Give the data below again exactly as written, without its pictures.
»»
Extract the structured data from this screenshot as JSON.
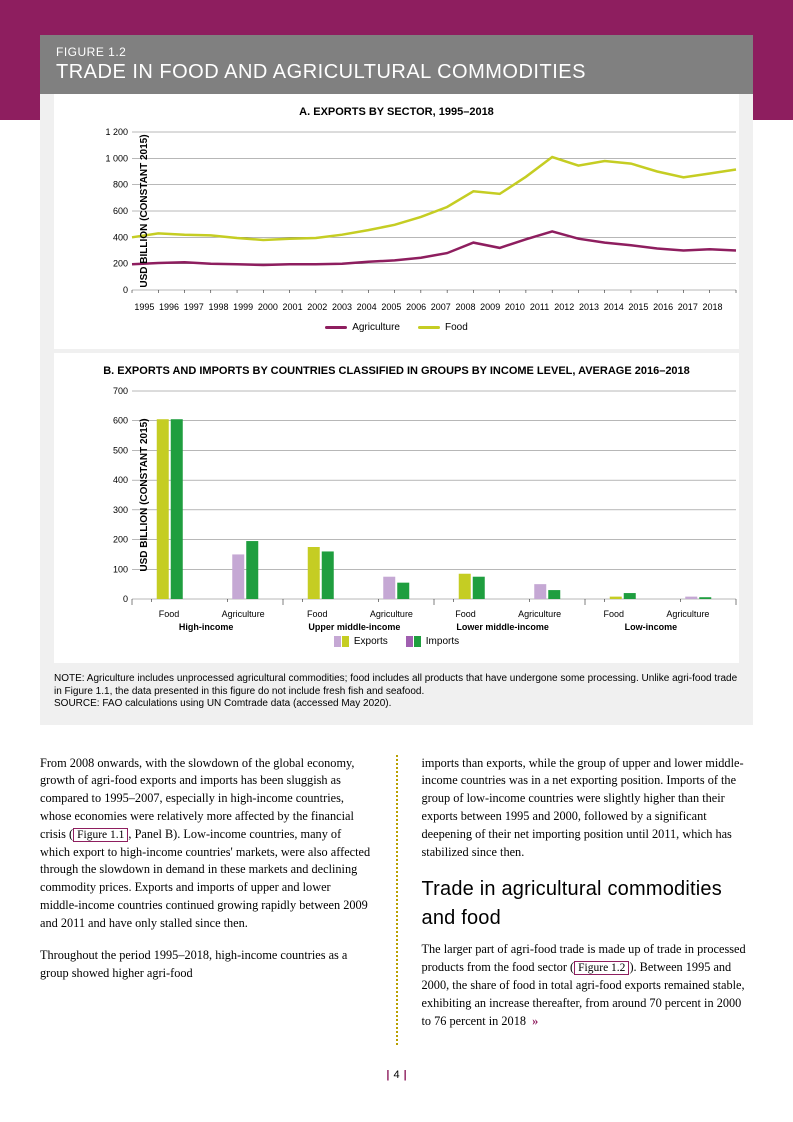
{
  "figure": {
    "number": "FIGURE 1.2",
    "title": "TRADE IN FOOD AND AGRICULTURAL COMMODITIES"
  },
  "chartA": {
    "title": "A. EXPORTS BY SECTOR, 1995–2018",
    "ylabel": "USD BILLION (CONSTANT 2015)",
    "ylim": [
      0,
      1200
    ],
    "ytick_step": 200,
    "yticks": [
      "0",
      "200",
      "400",
      "600",
      "800",
      "1 000",
      "1 200"
    ],
    "years": [
      "1995",
      "1996",
      "1997",
      "1998",
      "1999",
      "2000",
      "2001",
      "2002",
      "2003",
      "2004",
      "2005",
      "2006",
      "2007",
      "2008",
      "2009",
      "2010",
      "2011",
      "2012",
      "2013",
      "2014",
      "2015",
      "2016",
      "2017",
      "2018"
    ],
    "series": [
      {
        "name": "Agriculture",
        "color": "#8e1e5f",
        "values": [
          195,
          205,
          210,
          200,
          195,
          190,
          195,
          195,
          200,
          215,
          225,
          245,
          280,
          360,
          320,
          385,
          445,
          390,
          360,
          340,
          315,
          300,
          310,
          300
        ]
      },
      {
        "name": "Food",
        "color": "#c5cd23",
        "values": [
          400,
          430,
          420,
          415,
          395,
          380,
          390,
          395,
          420,
          455,
          495,
          555,
          630,
          750,
          730,
          860,
          1010,
          945,
          980,
          960,
          900,
          855,
          885,
          915
        ]
      }
    ],
    "legend": [
      {
        "label": "Agriculture",
        "color": "#8e1e5f"
      },
      {
        "label": "Food",
        "color": "#c5cd23"
      }
    ],
    "grid_color": "#707070",
    "background_color": "#ffffff"
  },
  "chartB": {
    "title": "B. EXPORTS AND IMPORTS BY COUNTRIES CLASSIFIED IN GROUPS BY INCOME LEVEL, AVERAGE 2016–2018",
    "ylabel": "USD BILLION (CONSTANT 2015)",
    "ylim": [
      0,
      700
    ],
    "ytick_step": 100,
    "yticks": [
      "0",
      "100",
      "200",
      "300",
      "400",
      "500",
      "600",
      "700"
    ],
    "groups": [
      "High-income",
      "Upper middle-income",
      "Lower middle-income",
      "Low-income"
    ],
    "sublabels": [
      "Food",
      "Agriculture"
    ],
    "exports_colors": [
      "#c5a8d4",
      "#c5cd23"
    ],
    "imports_colors": [
      "#a05fb0",
      "#1f9e3f"
    ],
    "data": [
      {
        "group": "High-income",
        "food": {
          "exports": 605,
          "imports": 605
        },
        "agriculture": {
          "exports": 150,
          "imports": 195
        }
      },
      {
        "group": "Upper middle-income",
        "food": {
          "exports": 175,
          "imports": 160
        },
        "agriculture": {
          "exports": 75,
          "imports": 55
        }
      },
      {
        "group": "Lower middle-income",
        "food": {
          "exports": 85,
          "imports": 75
        },
        "agriculture": {
          "exports": 50,
          "imports": 30
        }
      },
      {
        "group": "Low-income",
        "food": {
          "exports": 8,
          "imports": 20
        },
        "agriculture": {
          "exports": 8,
          "imports": 6
        }
      }
    ],
    "legend": [
      {
        "label": "Exports",
        "colors": [
          "#c5a8d4",
          "#c5cd23"
        ]
      },
      {
        "label": "Imports",
        "colors": [
          "#a05fb0",
          "#1f9e3f"
        ]
      }
    ],
    "grid_color": "#707070"
  },
  "note": "NOTE: Agriculture includes unprocessed agricultural commodities; food includes all products that have undergone some processing.  Unlike agri-food trade in Figure 1.1, the data presented in this figure do not include fresh fish and seafood.",
  "source": "SOURCE: FAO calculations using UN Comtrade data (accessed May 2020).",
  "body": {
    "col1": {
      "p1a": "From 2008 onwards, with the slowdown of the global economy, growth of agri-food exports and imports has been sluggish as compared to 1995–2007, especially in high-income countries, whose economies were relatively more affected by the financial crisis (",
      "figref1": "Figure 1.1",
      "p1b": ", Panel B). Low-income countries, many of which export to high-income countries' markets, were also affected through the slowdown in demand in these markets and declining commodity prices. Exports and imports of upper and lower middle-income countries continued growing rapidly between 2009 and 2011 and have only stalled since then.",
      "p2": "Throughout the period 1995–2018, high-income countries as a group showed higher agri-food"
    },
    "col2": {
      "p1": "imports than exports, while the group of upper and lower middle-income countries was in a net exporting position. Imports of the group of low-income countries were slightly higher than their exports between 1995 and 2000, followed by a significant deepening of their net importing position until 2011, which has stabilized since then.",
      "h": "Trade in agricultural commodities and food",
      "p2a": "The larger part of agri-food trade is made up of trade in processed products from the food sector (",
      "figref2": "Figure 1.2",
      "p2b": "). Between 1995 and 2000, the share of food in total agri-food exports remained stable, exhibiting an increase thereafter, from around 70 percent in 2000 to 76 percent in 2018"
    }
  },
  "page_number": "4"
}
««
| Exercise response |
Extract the structured data from this screenshot as JSON.
{
  "figure": {
    "number": "FIGURE 1.2",
    "title": "TRADE IN FOOD AND AGRICULTURAL COMMODITIES"
  },
  "chartA": {
    "title": "A. EXPORTS BY SECTOR, 1995–2018",
    "ylabel": "USD BILLION (CONSTANT 2015)",
    "ylim": [
      0,
      1200
    ],
    "ytick_step": 200,
    "yticks": [
      "0",
      "200",
      "400",
      "600",
      "800",
      "1 000",
      "1 200"
    ],
    "years": [
      "1995",
      "1996",
      "1997",
      "1998",
      "1999",
      "2000",
      "2001",
      "2002",
      "2003",
      "2004",
      "2005",
      "2006",
      "2007",
      "2008",
      "2009",
      "2010",
      "2011",
      "2012",
      "2013",
      "2014",
      "2015",
      "2016",
      "2017",
      "2018"
    ],
    "series": [
      {
        "name": "Agriculture",
        "color": "#8e1e5f",
        "values": [
          195,
          205,
          210,
          200,
          195,
          190,
          195,
          195,
          200,
          215,
          225,
          245,
          280,
          360,
          320,
          385,
          445,
          390,
          360,
          340,
          315,
          300,
          310,
          300
        ]
      },
      {
        "name": "Food",
        "color": "#c5cd23",
        "values": [
          400,
          430,
          420,
          415,
          395,
          380,
          390,
          395,
          420,
          455,
          495,
          555,
          630,
          750,
          730,
          860,
          1010,
          945,
          980,
          960,
          900,
          855,
          885,
          915
        ]
      }
    ],
    "legend": [
      {
        "label": "Agriculture",
        "color": "#8e1e5f"
      },
      {
        "label": "Food",
        "color": "#c5cd23"
      }
    ],
    "grid_color": "#707070",
    "background_color": "#ffffff"
  },
  "chartB": {
    "title": "B. EXPORTS AND IMPORTS BY COUNTRIES CLASSIFIED IN GROUPS BY INCOME LEVEL, AVERAGE 2016–2018",
    "ylabel": "USD BILLION (CONSTANT 2015)",
    "ylim": [
      0,
      700
    ],
    "ytick_step": 100,
    "yticks": [
      "0",
      "100",
      "200",
      "300",
      "400",
      "500",
      "600",
      "700"
    ],
    "groups": [
      "High-income",
      "Upper middle-income",
      "Lower middle-income",
      "Low-income"
    ],
    "sublabels": [
      "Food",
      "Agriculture"
    ],
    "exports_colors": [
      "#c5a8d4",
      "#c5cd23"
    ],
    "imports_colors": [
      "#a05fb0",
      "#1f9e3f"
    ],
    "data": [
      {
        "group": "High-income",
        "food": {
          "exports": 605,
          "imports": 605
        },
        "agriculture": {
          "exports": 150,
          "imports": 195
        }
      },
      {
        "group": "Upper middle-income",
        "food": {
          "exports": 175,
          "imports": 160
        },
        "agriculture": {
          "exports": 75,
          "imports": 55
        }
      },
      {
        "group": "Lower middle-income",
        "food": {
          "exports": 85,
          "imports": 75
        },
        "agriculture": {
          "exports": 50,
          "imports": 30
        }
      },
      {
        "group": "Low-income",
        "food": {
          "exports": 8,
          "imports": 20
        },
        "agriculture": {
          "exports": 8,
          "imports": 6
        }
      }
    ],
    "legend": [
      {
        "label": "Exports",
        "colors": [
          "#c5a8d4",
          "#c5cd23"
        ]
      },
      {
        "label": "Imports",
        "colors": [
          "#a05fb0",
          "#1f9e3f"
        ]
      }
    ],
    "grid_color": "#707070"
  },
  "note": "NOTE: Agriculture includes unprocessed agricultural commodities; food includes all products that have undergone some processing.  Unlike agri-food trade in Figure 1.1, the data presented in this figure do not include fresh fish and seafood.",
  "source": "SOURCE: FAO calculations using UN Comtrade data (accessed May 2020).",
  "body": {
    "col1": {
      "p1a": "From 2008 onwards, with the slowdown of the global economy, growth of agri-food exports and imports has been sluggish as compared to 1995–2007, especially in high-income countries, whose economies were relatively more affected by the financial crisis (",
      "figref1": "Figure 1.1",
      "p1b": ", Panel B). Low-income countries, many of which export to high-income countries' markets, were also affected through the slowdown in demand in these markets and declining commodity prices. Exports and imports of upper and lower middle-income countries continued growing rapidly between 2009 and 2011 and have only stalled since then.",
      "p2": "Throughout the period 1995–2018, high-income countries as a group showed higher agri-food"
    },
    "col2": {
      "p1": "imports than exports, while the group of upper and lower middle-income countries was in a net exporting position. Imports of the group of low-income countries were slightly higher than their exports between 1995 and 2000, followed by a significant deepening of their net importing position until 2011, which has stabilized since then.",
      "h": "Trade in agricultural commodities and food",
      "p2a": "The larger part of agri-food trade is made up of trade in processed products from the food sector (",
      "figref2": "Figure 1.2",
      "p2b": "). Between 1995 and 2000, the share of food in total agri-food exports remained stable, exhibiting an increase thereafter, from around 70 percent in 2000 to 76 percent in 2018"
    }
  },
  "page_number": "4"
}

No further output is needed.